(Dataset records)
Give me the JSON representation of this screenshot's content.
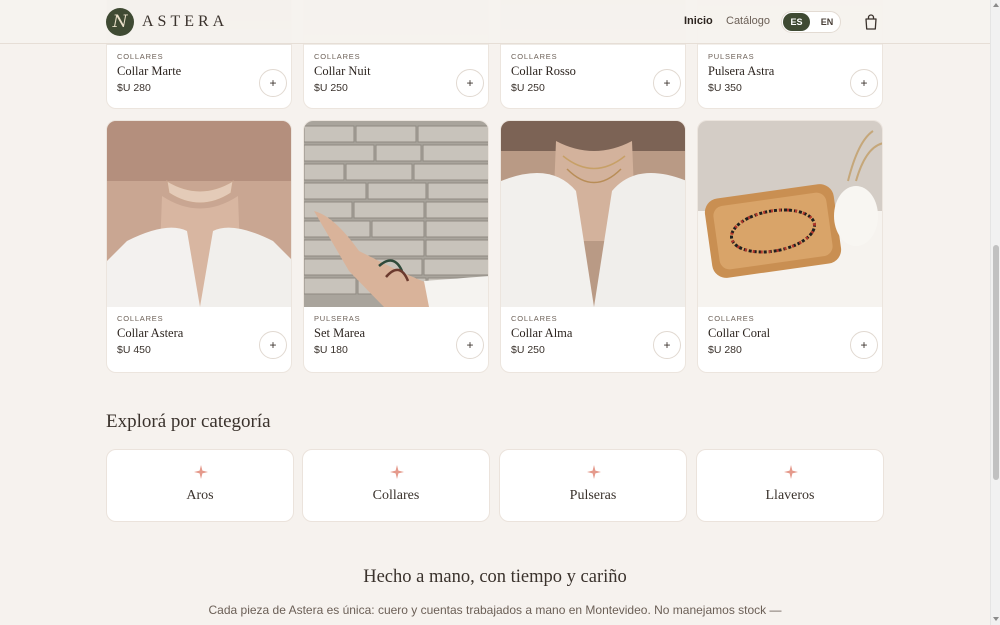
{
  "header": {
    "logo_letter": "N",
    "brand": "ASTERA",
    "nav": {
      "home": "Inicio",
      "catalog": "Catálogo"
    },
    "lang": {
      "es": "ES",
      "en": "EN",
      "active": "ES"
    },
    "cart_icon": "shopping-bag-icon"
  },
  "products_top": [
    {
      "category": "COLLARES",
      "name": "Collar Marte",
      "price": "$U 280"
    },
    {
      "category": "COLLARES",
      "name": "Collar Nuit",
      "price": "$U 250"
    },
    {
      "category": "COLLARES",
      "name": "Collar Rosso",
      "price": "$U 250"
    },
    {
      "category": "PULSERAS",
      "name": "Pulsera Astra",
      "price": "$U 350"
    }
  ],
  "products": [
    {
      "category": "COLLARES",
      "name": "Collar Astera",
      "price": "$U 450"
    },
    {
      "category": "PULSERAS",
      "name": "Set Marea",
      "price": "$U 180"
    },
    {
      "category": "COLLARES",
      "name": "Collar Alma",
      "price": "$U 250"
    },
    {
      "category": "COLLARES",
      "name": "Collar Coral",
      "price": "$U 280"
    }
  ],
  "add_symbol": "+",
  "categories_section": {
    "title": "Explorá por categoría",
    "items": [
      "Aros",
      "Collares",
      "Pulseras",
      "Llaveros"
    ],
    "icon": "sparkle-icon"
  },
  "handmade": {
    "title": "Hecho a mano, con tiempo y cariño",
    "text": "Cada pieza de Astera es única: cuero y cuentas trabajados a mano en Montevideo. No manejamos stock —"
  },
  "colors": {
    "accent": "#3f4a33",
    "background": "#f6f2ee",
    "sparkle": "#e59a8c"
  }
}
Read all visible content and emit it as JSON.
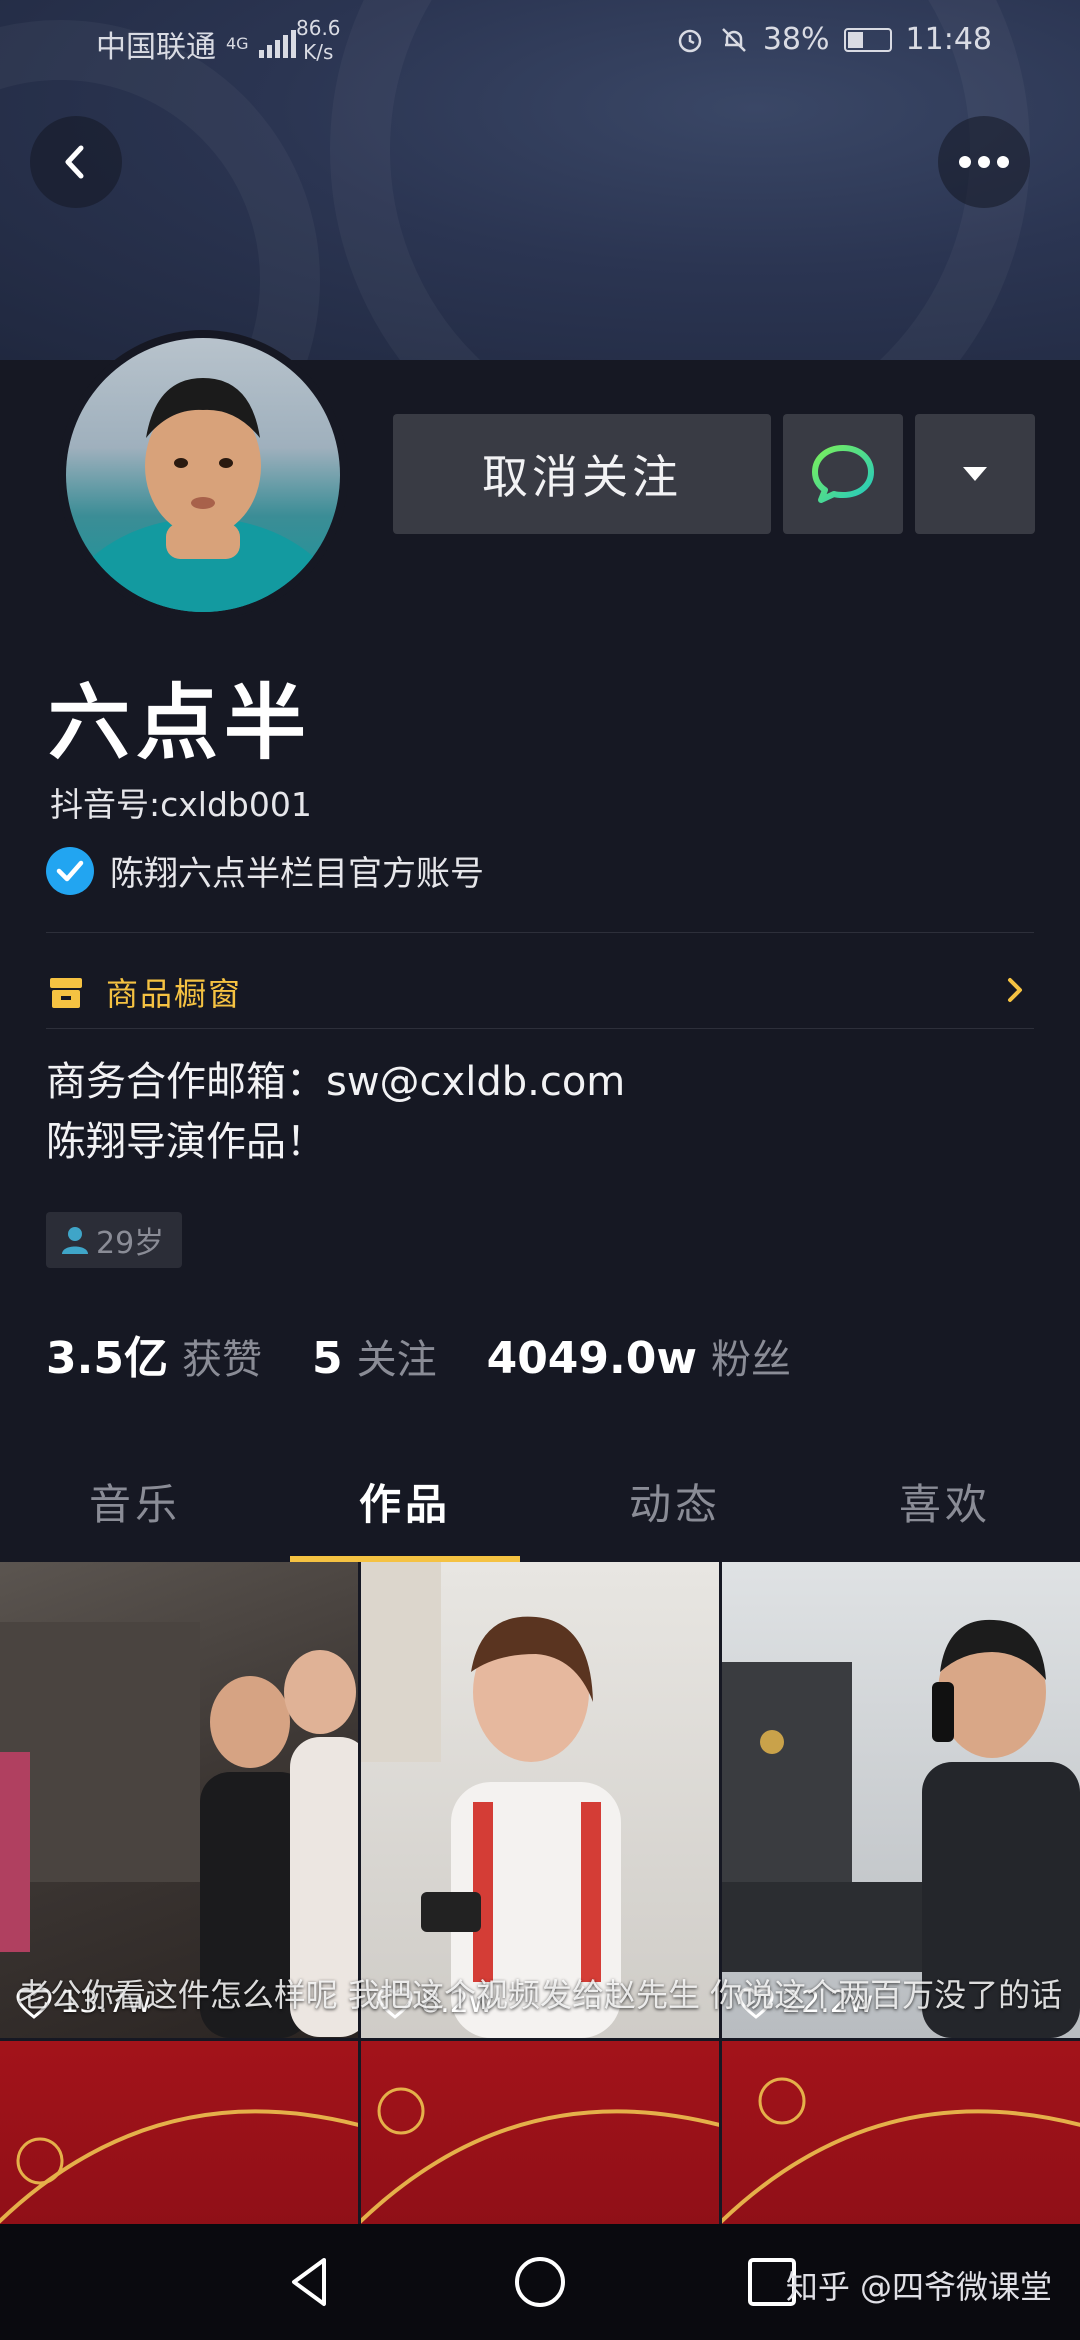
{
  "status_bar": {
    "carrier": "中国联通",
    "network": "4G",
    "speed_value": "86.6",
    "speed_unit": "K/s",
    "battery": "38%",
    "battery_level": 0.38,
    "time": "11:48"
  },
  "profile": {
    "name": "六点半",
    "douyin_id": "抖音号:cxldb001",
    "verified_text": "陈翔六点半栏目官方账号",
    "shop_label": "商品橱窗",
    "bio_line1": "商务合作邮箱：sw@cxldb.com",
    "bio_line2": "陈翔导演作品！",
    "age": "29岁"
  },
  "actions": {
    "unfollow_label": "取消关注"
  },
  "stats": {
    "likes_value": "3.5亿",
    "likes_label": "获赞",
    "following_value": "5",
    "following_label": "关注",
    "followers_value": "4049.0w",
    "followers_label": "粉丝"
  },
  "tabs": [
    {
      "label": "音乐"
    },
    {
      "label": "作品"
    },
    {
      "label": "动态"
    },
    {
      "label": "喜欢"
    }
  ],
  "active_tab_index": 1,
  "videos": [
    {
      "likes": "13.7w"
    },
    {
      "likes": "8.2w"
    },
    {
      "likes": "22.2w"
    }
  ],
  "subtitle_overlay": "老公你看这件怎么样呢  我把这个视频发给赵先生  你说这个两百万没了的话",
  "watermark": "知乎 @四爷微课堂",
  "colors": {
    "accent_yellow": "#f5c242",
    "verified_blue": "#22a5f1",
    "chat_green": "#3ddc97",
    "background": "#161823"
  }
}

▶ _WHAT TO WORK ON_
Leave the images out and output the remaining material exactly as it stands.

▶ _TASK ANSWER_
Give me the JSON representation of this screenshot's content.
{
  "header": {
    "logo_letter": "N",
    "brand": "ASTERA",
    "nav": {
      "home": "Inicio",
      "catalog": "Catálogo"
    },
    "lang": {
      "es": "ES",
      "en": "EN",
      "active": "ES"
    },
    "cart_icon": "shopping-bag-icon"
  },
  "products_top": [
    {
      "category": "COLLARES",
      "name": "Collar Marte",
      "price": "$U 280"
    },
    {
      "category": "COLLARES",
      "name": "Collar Nuit",
      "price": "$U 250"
    },
    {
      "category": "COLLARES",
      "name": "Collar Rosso",
      "price": "$U 250"
    },
    {
      "category": "PULSERAS",
      "name": "Pulsera Astra",
      "price": "$U 350"
    }
  ],
  "products": [
    {
      "category": "COLLARES",
      "name": "Collar Astera",
      "price": "$U 450"
    },
    {
      "category": "PULSERAS",
      "name": "Set Marea",
      "price": "$U 180"
    },
    {
      "category": "COLLARES",
      "name": "Collar Alma",
      "price": "$U 250"
    },
    {
      "category": "COLLARES",
      "name": "Collar Coral",
      "price": "$U 280"
    }
  ],
  "add_symbol": "+",
  "categories_section": {
    "title": "Explorá por categoría",
    "items": [
      "Aros",
      "Collares",
      "Pulseras",
      "Llaveros"
    ],
    "icon": "sparkle-icon"
  },
  "handmade": {
    "title": "Hecho a mano, con tiempo y cariño",
    "text": "Cada pieza de Astera es única: cuero y cuentas trabajados a mano en Montevideo. No manejamos stock —"
  },
  "colors": {
    "accent": "#3f4a33",
    "background": "#f6f2ee",
    "sparkle": "#e59a8c"
  }
}
Read all visible content and emit it as JSON.
{
  "status_bar": {
    "carrier": "中国联通",
    "network": "4G",
    "speed_value": "86.6",
    "speed_unit": "K/s",
    "battery": "38%",
    "battery_level": 0.38,
    "time": "11:48"
  },
  "profile": {
    "name": "六点半",
    "douyin_id": "抖音号:cxldb001",
    "verified_text": "陈翔六点半栏目官方账号",
    "shop_label": "商品橱窗",
    "bio_line1": "商务合作邮箱：sw@cxldb.com",
    "bio_line2": "陈翔导演作品！",
    "age": "29岁"
  },
  "actions": {
    "unfollow_label": "取消关注"
  },
  "stats": {
    "likes_value": "3.5亿",
    "likes_label": "获赞",
    "following_value": "5",
    "following_label": "关注",
    "followers_value": "4049.0w",
    "followers_label": "粉丝"
  },
  "tabs": [
    {
      "label": "音乐"
    },
    {
      "label": "作品"
    },
    {
      "label": "动态"
    },
    {
      "label": "喜欢"
    }
  ],
  "active_tab_index": 1,
  "videos": [
    {
      "likes": "13.7w"
    },
    {
      "likes": "8.2w"
    },
    {
      "likes": "22.2w"
    }
  ],
  "subtitle_overlay": "老公你看这件怎么样呢  我把这个视频发给赵先生  你说这个两百万没了的话",
  "watermark": "知乎 @四爷微课堂",
  "colors": {
    "accent_yellow": "#f5c242",
    "verified_blue": "#22a5f1",
    "chat_green": "#3ddc97",
    "background": "#161823"
  }
}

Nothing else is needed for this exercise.